*** RECORDS FOR THE TASK

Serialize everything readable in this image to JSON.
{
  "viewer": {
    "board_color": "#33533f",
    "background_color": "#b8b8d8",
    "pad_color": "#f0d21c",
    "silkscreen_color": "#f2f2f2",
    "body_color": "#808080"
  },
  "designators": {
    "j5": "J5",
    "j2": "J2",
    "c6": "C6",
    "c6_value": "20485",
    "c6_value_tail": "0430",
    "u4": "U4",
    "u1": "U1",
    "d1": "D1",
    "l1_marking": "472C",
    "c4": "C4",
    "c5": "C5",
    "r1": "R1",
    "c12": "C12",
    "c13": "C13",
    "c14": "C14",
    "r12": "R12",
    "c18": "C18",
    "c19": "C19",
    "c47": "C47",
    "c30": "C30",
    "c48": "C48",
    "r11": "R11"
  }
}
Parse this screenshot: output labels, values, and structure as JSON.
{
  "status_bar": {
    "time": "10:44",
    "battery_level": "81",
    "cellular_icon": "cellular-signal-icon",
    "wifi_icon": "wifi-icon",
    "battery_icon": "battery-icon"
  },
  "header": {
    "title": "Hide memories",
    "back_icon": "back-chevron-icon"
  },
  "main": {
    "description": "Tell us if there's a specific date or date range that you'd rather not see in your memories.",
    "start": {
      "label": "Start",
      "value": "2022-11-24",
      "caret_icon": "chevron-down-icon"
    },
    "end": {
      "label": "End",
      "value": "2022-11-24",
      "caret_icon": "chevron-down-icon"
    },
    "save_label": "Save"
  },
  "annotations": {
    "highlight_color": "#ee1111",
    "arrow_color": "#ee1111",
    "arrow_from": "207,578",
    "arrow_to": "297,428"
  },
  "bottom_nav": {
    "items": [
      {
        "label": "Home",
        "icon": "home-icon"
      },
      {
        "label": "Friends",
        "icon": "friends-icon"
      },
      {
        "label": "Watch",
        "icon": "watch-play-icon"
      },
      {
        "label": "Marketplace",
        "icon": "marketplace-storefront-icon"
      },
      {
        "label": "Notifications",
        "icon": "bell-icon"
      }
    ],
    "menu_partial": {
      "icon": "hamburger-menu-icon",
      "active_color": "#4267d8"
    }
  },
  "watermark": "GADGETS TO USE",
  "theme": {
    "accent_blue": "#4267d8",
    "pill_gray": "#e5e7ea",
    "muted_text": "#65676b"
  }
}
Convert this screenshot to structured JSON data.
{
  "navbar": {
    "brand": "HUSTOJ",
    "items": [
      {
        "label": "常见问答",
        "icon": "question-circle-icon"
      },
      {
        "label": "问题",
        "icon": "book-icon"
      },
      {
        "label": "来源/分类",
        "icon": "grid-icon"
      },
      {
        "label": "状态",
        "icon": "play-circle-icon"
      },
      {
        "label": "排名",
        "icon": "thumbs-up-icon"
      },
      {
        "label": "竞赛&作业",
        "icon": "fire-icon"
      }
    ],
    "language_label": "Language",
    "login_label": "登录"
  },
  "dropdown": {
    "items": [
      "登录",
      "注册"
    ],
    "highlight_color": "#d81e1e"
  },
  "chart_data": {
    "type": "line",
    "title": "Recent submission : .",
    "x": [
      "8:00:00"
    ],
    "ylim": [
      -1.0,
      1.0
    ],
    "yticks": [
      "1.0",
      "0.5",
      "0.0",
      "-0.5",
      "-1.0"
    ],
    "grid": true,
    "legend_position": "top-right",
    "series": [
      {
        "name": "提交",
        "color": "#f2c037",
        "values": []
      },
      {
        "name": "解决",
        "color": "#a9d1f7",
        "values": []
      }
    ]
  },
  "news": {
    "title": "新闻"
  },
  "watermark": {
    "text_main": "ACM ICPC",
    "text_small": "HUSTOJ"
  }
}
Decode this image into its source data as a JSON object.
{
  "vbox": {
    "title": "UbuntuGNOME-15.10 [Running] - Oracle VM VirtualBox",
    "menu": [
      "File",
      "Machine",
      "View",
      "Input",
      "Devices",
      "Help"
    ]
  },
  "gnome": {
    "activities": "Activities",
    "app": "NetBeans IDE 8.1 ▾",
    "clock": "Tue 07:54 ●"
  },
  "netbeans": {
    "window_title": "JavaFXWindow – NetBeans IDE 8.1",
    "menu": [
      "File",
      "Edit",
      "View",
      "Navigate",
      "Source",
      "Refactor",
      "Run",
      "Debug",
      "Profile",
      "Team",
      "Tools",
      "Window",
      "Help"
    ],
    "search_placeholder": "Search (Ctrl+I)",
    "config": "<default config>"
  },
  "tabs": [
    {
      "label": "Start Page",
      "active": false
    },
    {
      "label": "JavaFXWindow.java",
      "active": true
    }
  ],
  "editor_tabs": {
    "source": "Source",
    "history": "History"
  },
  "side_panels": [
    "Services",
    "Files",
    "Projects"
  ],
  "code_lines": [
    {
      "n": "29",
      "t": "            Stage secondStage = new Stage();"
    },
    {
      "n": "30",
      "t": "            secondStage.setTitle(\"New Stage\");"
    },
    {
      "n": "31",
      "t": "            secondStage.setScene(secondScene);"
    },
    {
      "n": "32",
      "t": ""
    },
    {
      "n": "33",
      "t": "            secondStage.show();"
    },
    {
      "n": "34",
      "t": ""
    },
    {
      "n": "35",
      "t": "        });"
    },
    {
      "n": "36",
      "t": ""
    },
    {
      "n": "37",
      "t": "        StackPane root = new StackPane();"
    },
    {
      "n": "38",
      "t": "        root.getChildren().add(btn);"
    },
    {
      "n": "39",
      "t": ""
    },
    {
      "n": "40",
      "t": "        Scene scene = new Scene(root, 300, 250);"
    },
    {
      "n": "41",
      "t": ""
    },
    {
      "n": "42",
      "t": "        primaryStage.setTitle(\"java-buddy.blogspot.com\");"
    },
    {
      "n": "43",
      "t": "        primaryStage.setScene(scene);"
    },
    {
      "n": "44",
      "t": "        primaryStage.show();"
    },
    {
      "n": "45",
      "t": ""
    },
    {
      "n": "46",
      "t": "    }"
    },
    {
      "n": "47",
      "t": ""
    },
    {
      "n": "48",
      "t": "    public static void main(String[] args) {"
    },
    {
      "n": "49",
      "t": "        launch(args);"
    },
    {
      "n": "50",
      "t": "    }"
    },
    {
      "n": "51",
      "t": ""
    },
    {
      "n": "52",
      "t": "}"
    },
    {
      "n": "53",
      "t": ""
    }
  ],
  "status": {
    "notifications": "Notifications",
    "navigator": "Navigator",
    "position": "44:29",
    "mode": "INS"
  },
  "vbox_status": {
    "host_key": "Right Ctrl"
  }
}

******

## WHAT YOU WILL DO:
Each record above should be restated word for word.

## ANSWER FOR THIS EXERCISE:
Serialize everything readable in this image to JSON.
{
  "viewer": {
    "board_color": "#33533f",
    "background_color": "#b8b8d8",
    "pad_color": "#f0d21c",
    "silkscreen_color": "#f2f2f2",
    "body_color": "#808080"
  },
  "designators": {
    "j5": "J5",
    "j2": "J2",
    "c6": "C6",
    "c6_value": "20485",
    "c6_value_tail": "0430",
    "u4": "U4",
    "u1": "U1",
    "d1": "D1",
    "l1_marking": "472C",
    "c4": "C4",
    "c5": "C5",
    "r1": "R1",
    "c12": "C12",
    "c13": "C13",
    "c14": "C14",
    "r12": "R12",
    "c18": "C18",
    "c19": "C19",
    "c47": "C47",
    "c30": "C30",
    "c48": "C48",
    "r11": "R11"
  }
}
Parse this screenshot: output labels, values, and structure as JSON.
{
  "status_bar": {
    "time": "10:44",
    "battery_level": "81",
    "cellular_icon": "cellular-signal-icon",
    "wifi_icon": "wifi-icon",
    "battery_icon": "battery-icon"
  },
  "header": {
    "title": "Hide memories",
    "back_icon": "back-chevron-icon"
  },
  "main": {
    "description": "Tell us if there's a specific date or date range that you'd rather not see in your memories.",
    "start": {
      "label": "Start",
      "value": "2022-11-24",
      "caret_icon": "chevron-down-icon"
    },
    "end": {
      "label": "End",
      "value": "2022-11-24",
      "caret_icon": "chevron-down-icon"
    },
    "save_label": "Save"
  },
  "annotations": {
    "highlight_color": "#ee1111",
    "arrow_color": "#ee1111",
    "arrow_from": "207,578",
    "arrow_to": "297,428"
  },
  "bottom_nav": {
    "items": [
      {
        "label": "Home",
        "icon": "home-icon"
      },
      {
        "label": "Friends",
        "icon": "friends-icon"
      },
      {
        "label": "Watch",
        "icon": "watch-play-icon"
      },
      {
        "label": "Marketplace",
        "icon": "marketplace-storefront-icon"
      },
      {
        "label": "Notifications",
        "icon": "bell-icon"
      }
    ],
    "menu_partial": {
      "icon": "hamburger-menu-icon",
      "active_color": "#4267d8"
    }
  },
  "watermark": "GADGETS TO USE",
  "theme": {
    "accent_blue": "#4267d8",
    "pill_gray": "#e5e7ea",
    "muted_text": "#65676b"
  }
}
Convert this screenshot to structured JSON data.
{
  "navbar": {
    "brand": "HUSTOJ",
    "items": [
      {
        "label": "常见问答",
        "icon": "question-circle-icon"
      },
      {
        "label": "问题",
        "icon": "book-icon"
      },
      {
        "label": "来源/分类",
        "icon": "grid-icon"
      },
      {
        "label": "状态",
        "icon": "play-circle-icon"
      },
      {
        "label": "排名",
        "icon": "thumbs-up-icon"
      },
      {
        "label": "竞赛&作业",
        "icon": "fire-icon"
      }
    ],
    "language_label": "Language",
    "login_label": "登录"
  },
  "dropdown": {
    "items": [
      "登录",
      "注册"
    ],
    "highlight_color": "#d81e1e"
  },
  "chart_data": {
    "type": "line",
    "title": "Recent submission : .",
    "x": [
      "8:00:00"
    ],
    "ylim": [
      -1.0,
      1.0
    ],
    "yticks": [
      "1.0",
      "0.5",
      "0.0",
      "-0.5",
      "-1.0"
    ],
    "grid": true,
    "legend_position": "top-right",
    "series": [
      {
        "name": "提交",
        "color": "#f2c037",
        "values": []
      },
      {
        "name": "解决",
        "color": "#a9d1f7",
        "values": []
      }
    ]
  },
  "news": {
    "title": "新闻"
  },
  "watermark": {
    "text_main": "ACM ICPC",
    "text_small": "HUSTOJ"
  }
}
Decode this image into its source data as a JSON object.
{
  "vbox": {
    "title": "UbuntuGNOME-15.10 [Running] - Oracle VM VirtualBox",
    "menu": [
      "File",
      "Machine",
      "View",
      "Input",
      "Devices",
      "Help"
    ]
  },
  "gnome": {
    "activities": "Activities",
    "app": "NetBeans IDE 8.1 ▾",
    "clock": "Tue 07:54 ●"
  },
  "netbeans": {
    "window_title": "JavaFXWindow – NetBeans IDE 8.1",
    "menu": [
      "File",
      "Edit",
      "View",
      "Navigate",
      "Source",
      "Refactor",
      "Run",
      "Debug",
      "Profile",
      "Team",
      "Tools",
      "Window",
      "Help"
    ],
    "search_placeholder": "Search (Ctrl+I)",
    "config": "<default config>"
  },
  "tabs": [
    {
      "label": "Start Page",
      "active": false
    },
    {
      "label": "JavaFXWindow.java",
      "active": true
    }
  ],
  "editor_tabs": {
    "source": "Source",
    "history": "History"
  },
  "side_panels": [
    "Services",
    "Files",
    "Projects"
  ],
  "code_lines": [
    {
      "n": "29",
      "t": "            Stage secondStage = new Stage();"
    },
    {
      "n": "30",
      "t": "            secondStage.setTitle(\"New Stage\");"
    },
    {
      "n": "31",
      "t": "            secondStage.setScene(secondScene);"
    },
    {
      "n": "32",
      "t": ""
    },
    {
      "n": "33",
      "t": "            secondStage.show();"
    },
    {
      "n": "34",
      "t": ""
    },
    {
      "n": "35",
      "t": "        });"
    },
    {
      "n": "36",
      "t": ""
    },
    {
      "n": "37",
      "t": "        StackPane root = new StackPane();"
    },
    {
      "n": "38",
      "t": "        root.getChildren().add(btn);"
    },
    {
      "n": "39",
      "t": ""
    },
    {
      "n": "40",
      "t": "        Scene scene = new Scene(root, 300, 250);"
    },
    {
      "n": "41",
      "t": ""
    },
    {
      "n": "42",
      "t": "        primaryStage.setTitle(\"java-buddy.blogspot.com\");"
    },
    {
      "n": "43",
      "t": "        primaryStage.setScene(scene);"
    },
    {
      "n": "44",
      "t": "        primaryStage.show();"
    },
    {
      "n": "45",
      "t": ""
    },
    {
      "n": "46",
      "t": "    }"
    },
    {
      "n": "47",
      "t": ""
    },
    {
      "n": "48",
      "t": "    public static void main(String[] args) {"
    },
    {
      "n": "49",
      "t": "        launch(args);"
    },
    {
      "n": "50",
      "t": "    }"
    },
    {
      "n": "51",
      "t": ""
    },
    {
      "n": "52",
      "t": "}"
    },
    {
      "n": "53",
      "t": ""
    }
  ],
  "status": {
    "notifications": "Notifications",
    "navigator": "Navigator",
    "position": "44:29",
    "mode": "INS"
  },
  "vbox_status": {
    "host_key": "Right Ctrl"
  }
}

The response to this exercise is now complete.